Notice the certificate is created for host osmit-tre.eqiad.wmflabs instead of osmit-tre.osmit.eqiad.wmflabs
Cleaned up all certificates again and noticed the VM was missing an entry in /etc/hosts for itself.
root@osmit-tre:~# cat /etc/hosts 127.0.0.1 localhost 127.0.1.1 ubuntu.openstack.eqiad.wmflabs ubuntu # The following lines are desirable for IPv6 capable hosts ::1 ip6-localhost ip6-loopback fe00::0 ip6-localnet ff00::0 ip6-mcastprefix ff02::1 ip6-allnodes ff02::2 ip6-allrouters ff02::3 ip6-allhosts 172.16.3.167 osmit-tre.osmit.eqiad.wmflabs osmit-tre # Added this manually
Rebooted VM and tried to generate a new cert:
$ ssh osmit-tre.osmit.eqiad.wmflabs -l root Linux osmit-tre 3.13.0-162-generic #212-Ubuntu SMP Mon Oct 29 12:08:50 UTC 2018 x86_64 Ubuntu 14.04.5 LTS The last Puppet run was at Tue Nov 27 14:06:27 UTC 2018 (5610 minutes ago). Last login: Sat Dec 1 11:14:51 2018 from bastion-restricted-01.bastion.eqiad.wmflabs root@osmit-tre:~# rm -rf /var/lib/puppet/ssl/ root@osmit-tre:~# puppet agent -t Info: Creating a new SSL key for osmit-tre.osmit.eqiad.wmflabs Info: Caching certificate for ca Info: csr_attributes file loading from /etc/puppet/csr_attributes.yaml Info: Creating a new SSL certificate request for osmit-tre.osmit.eqiad.wmflabs Info: Certificate Request fingerprint (SHA256): 7B:EB:0D:5B:15:30:42:BB:D5:AA:75:29:92:B6:DC:07:8B:EF:5C:C8:60:F7:42:70:6E:66:E4:A9:B2:ED:4F:64 Info: Caching certificate for osmit-tre.osmit.eqiad.wmflabs Info: Caching certificate_revocation_list for ca Info: Caching certificate for ca Info: Using configured environment 'production' Info: Retrieving pluginfacts Info: Retrieving plugin Info: Loading facts Info: Caching catalog for osmit-tre.osmit.eqiad.wmflabs Notice: /Stage[main]/Base::Environment/Tidy[/var/tmp/core]: Tidying 0 files Info: Applying configuration version '1543664329' Notice: /Stage[main]/Ssh::Server/File[/etc/ssh/userkeys/root ]: Not removing directory; use 'force' to override Notice: /Stage[main]/Ssh::Server/File[/etc/ssh/userkeys/root ]/ensure: removed Notice: /Stage[main]/Ssh::Server/File[/etc/ssh/userkeys/root /etc]: Not removing directory; use 'force' to override Notice: /Stage[main]/Ssh::Server/File[/etc/ssh/userkeys/root /etc]/ensure: removed Notice: /Stage[main]/Ssh::Server/File[/etc/ssh/userkeys/root /etc/ssh]: Not removing directory; use 'force' to override Notice: /Stage[main]/Ssh::Server/File[/etc/ssh/userkeys/root /etc/ssh]/ensure: removed Notice: /Stage[main]/Ssh::Server/File[/etc/ssh/userkeys/root /etc/ssh/userkeys]: Not removing directory; use 'force' to override Notice: /Stage[main]/Ssh::Server/File[/etc/ssh/userkeys/root /etc/ssh/userkeys]/ensure: removed Notice: /Stage[main]/Ssh::Server/File[/etc/ssh/userkeys/root /etc/ssh/userkeys/root.d]: Not removing directory; use 'force' to override Notice: /Stage[main]/Ssh::Server/File[/etc/ssh/userkeys/root /etc/ssh/userkeys/root.d]/ensure: removed Notice: Applied catalog in 5.26 seconds
It was auto-signed successfully.

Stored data
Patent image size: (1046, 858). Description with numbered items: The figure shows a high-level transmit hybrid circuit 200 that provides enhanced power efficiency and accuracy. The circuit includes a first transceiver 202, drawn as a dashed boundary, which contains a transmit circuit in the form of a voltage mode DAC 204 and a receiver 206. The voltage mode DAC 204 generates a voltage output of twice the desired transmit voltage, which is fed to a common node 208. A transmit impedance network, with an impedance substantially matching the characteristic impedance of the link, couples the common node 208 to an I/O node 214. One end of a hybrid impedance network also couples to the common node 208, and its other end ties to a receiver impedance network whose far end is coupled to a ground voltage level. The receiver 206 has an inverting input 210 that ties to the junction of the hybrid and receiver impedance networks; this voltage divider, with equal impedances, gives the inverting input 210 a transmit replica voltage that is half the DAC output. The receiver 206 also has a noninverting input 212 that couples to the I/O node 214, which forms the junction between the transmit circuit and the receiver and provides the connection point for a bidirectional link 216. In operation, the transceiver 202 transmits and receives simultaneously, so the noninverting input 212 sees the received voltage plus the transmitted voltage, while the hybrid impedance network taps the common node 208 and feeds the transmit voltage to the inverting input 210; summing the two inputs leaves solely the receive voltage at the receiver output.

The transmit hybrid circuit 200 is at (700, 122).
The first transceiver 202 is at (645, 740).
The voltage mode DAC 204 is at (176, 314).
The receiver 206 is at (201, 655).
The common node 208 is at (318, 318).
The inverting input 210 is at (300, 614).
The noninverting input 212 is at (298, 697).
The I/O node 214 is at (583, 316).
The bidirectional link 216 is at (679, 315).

[Actions to take]:
- 1) Answer these from the Puppet certificate text:
(a) At first, which host was the certificate created for instead of osmit-tre.osmit.eqiad.wmflabs?
(b) What IP address is in the /etc/hosts line that was added by hand?
(c) How many seconds did it take to apply the catalog?
- 2) Print the stretch of the Puppet certificate text from "Notice the certificate" through "in /etc/hosts for itself.".

[Solutions]:
- 1)
(a) osmit-tre.eqiad.wmflabs
(b) 172.16.3.167
(c) 5.26 seconds

- 2)
Notice the certificate is created for host osmit-tre.eqiad.wmflabs instead of osmit-tre.osmit.eqiad.wmflabs
Cleaned up all certificates again and noticed the VM was missing an entry in /etc/hosts for itself.